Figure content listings
____________________
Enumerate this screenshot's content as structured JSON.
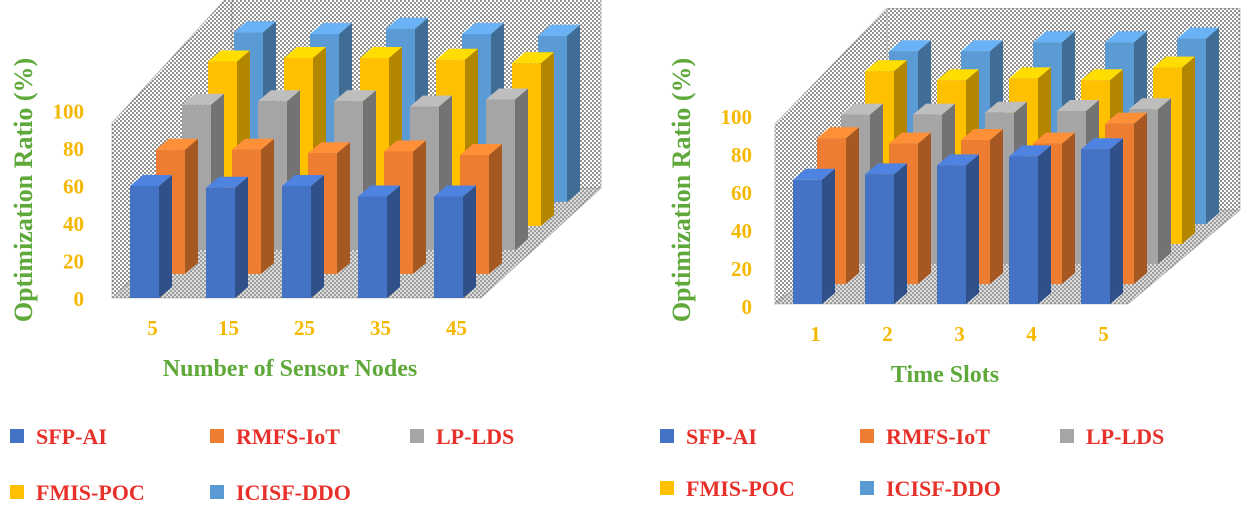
{
  "chart_data": [
    {
      "type": "bar",
      "style": "3d-column",
      "title": "",
      "xlabel": "Number of Sensor Nodes",
      "ylabel": "Optimization Ratio (%)",
      "ylim": [
        0,
        100
      ],
      "yticks": [
        "0",
        "20",
        "40",
        "60",
        "80",
        "100"
      ],
      "categories": [
        "5",
        "15",
        "25",
        "35",
        "45"
      ],
      "series": [
        {
          "name": "SFP-AI",
          "color": "#4472c4",
          "values": [
            64,
            63,
            64,
            58,
            58
          ]
        },
        {
          "name": "RMFS-IoT",
          "color": "#ed7d31",
          "values": [
            71,
            71,
            69,
            70,
            68
          ]
        },
        {
          "name": "LP-LDS",
          "color": "#a5a5a5",
          "values": [
            83,
            85,
            85,
            82,
            86
          ]
        },
        {
          "name": "FMIS-POC",
          "color": "#ffc000",
          "values": [
            94,
            96,
            96,
            95,
            93
          ]
        },
        {
          "name": "ICISF-DDO",
          "color": "#5b9bd5",
          "values": [
            97,
            96,
            99,
            96,
            95
          ]
        }
      ],
      "legend": "bottom"
    },
    {
      "type": "bar",
      "style": "3d-column",
      "title": "",
      "xlabel": "Time Slots",
      "ylabel": "Optimization Ratio (%)",
      "ylim": [
        0,
        100
      ],
      "yticks": [
        "0",
        "20",
        "40",
        "60",
        "80",
        "100"
      ],
      "categories": [
        "1",
        "2",
        "3",
        "4",
        "5"
      ],
      "series": [
        {
          "name": "SFP-AI",
          "color": "#4472c4",
          "values": [
            69,
            72,
            77,
            82,
            86
          ]
        },
        {
          "name": "RMFS-IoT",
          "color": "#ed7d31",
          "values": [
            81,
            78,
            80,
            78,
            89
          ]
        },
        {
          "name": "LP-LDS",
          "color": "#a5a5a5",
          "values": [
            83,
            83,
            84,
            85,
            86
          ]
        },
        {
          "name": "FMIS-POC",
          "color": "#ffc000",
          "values": [
            96,
            91,
            92,
            91,
            98
          ]
        },
        {
          "name": "ICISF-DDO",
          "color": "#5b9bd5",
          "values": [
            96,
            96,
            101,
            101,
            103
          ]
        }
      ],
      "legend": "bottom"
    }
  ]
}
____________________
#### Written request:
All of the data above should be quoted exactly, except for the pictures.

#### Completed task:
Enumerate this screenshot's content as structured JSON.
{
  "chart_data": [
    {
      "type": "bar",
      "style": "3d-column",
      "title": "",
      "xlabel": "Number of Sensor Nodes",
      "ylabel": "Optimization Ratio (%)",
      "ylim": [
        0,
        100
      ],
      "yticks": [
        "0",
        "20",
        "40",
        "60",
        "80",
        "100"
      ],
      "categories": [
        "5",
        "15",
        "25",
        "35",
        "45"
      ],
      "series": [
        {
          "name": "SFP-AI",
          "color": "#4472c4",
          "values": [
            64,
            63,
            64,
            58,
            58
          ]
        },
        {
          "name": "RMFS-IoT",
          "color": "#ed7d31",
          "values": [
            71,
            71,
            69,
            70,
            68
          ]
        },
        {
          "name": "LP-LDS",
          "color": "#a5a5a5",
          "values": [
            83,
            85,
            85,
            82,
            86
          ]
        },
        {
          "name": "FMIS-POC",
          "color": "#ffc000",
          "values": [
            94,
            96,
            96,
            95,
            93
          ]
        },
        {
          "name": "ICISF-DDO",
          "color": "#5b9bd5",
          "values": [
            97,
            96,
            99,
            96,
            95
          ]
        }
      ],
      "legend": "bottom"
    },
    {
      "type": "bar",
      "style": "3d-column",
      "title": "",
      "xlabel": "Time Slots",
      "ylabel": "Optimization Ratio (%)",
      "ylim": [
        0,
        100
      ],
      "yticks": [
        "0",
        "20",
        "40",
        "60",
        "80",
        "100"
      ],
      "categories": [
        "1",
        "2",
        "3",
        "4",
        "5"
      ],
      "series": [
        {
          "name": "SFP-AI",
          "color": "#4472c4",
          "values": [
            69,
            72,
            77,
            82,
            86
          ]
        },
        {
          "name": "RMFS-IoT",
          "color": "#ed7d31",
          "values": [
            81,
            78,
            80,
            78,
            89
          ]
        },
        {
          "name": "LP-LDS",
          "color": "#a5a5a5",
          "values": [
            83,
            83,
            84,
            85,
            86
          ]
        },
        {
          "name": "FMIS-POC",
          "color": "#ffc000",
          "values": [
            96,
            91,
            92,
            91,
            98
          ]
        },
        {
          "name": "ICISF-DDO",
          "color": "#5b9bd5",
          "values": [
            96,
            96,
            101,
            101,
            103
          ]
        }
      ],
      "legend": "bottom"
    }
  ]
}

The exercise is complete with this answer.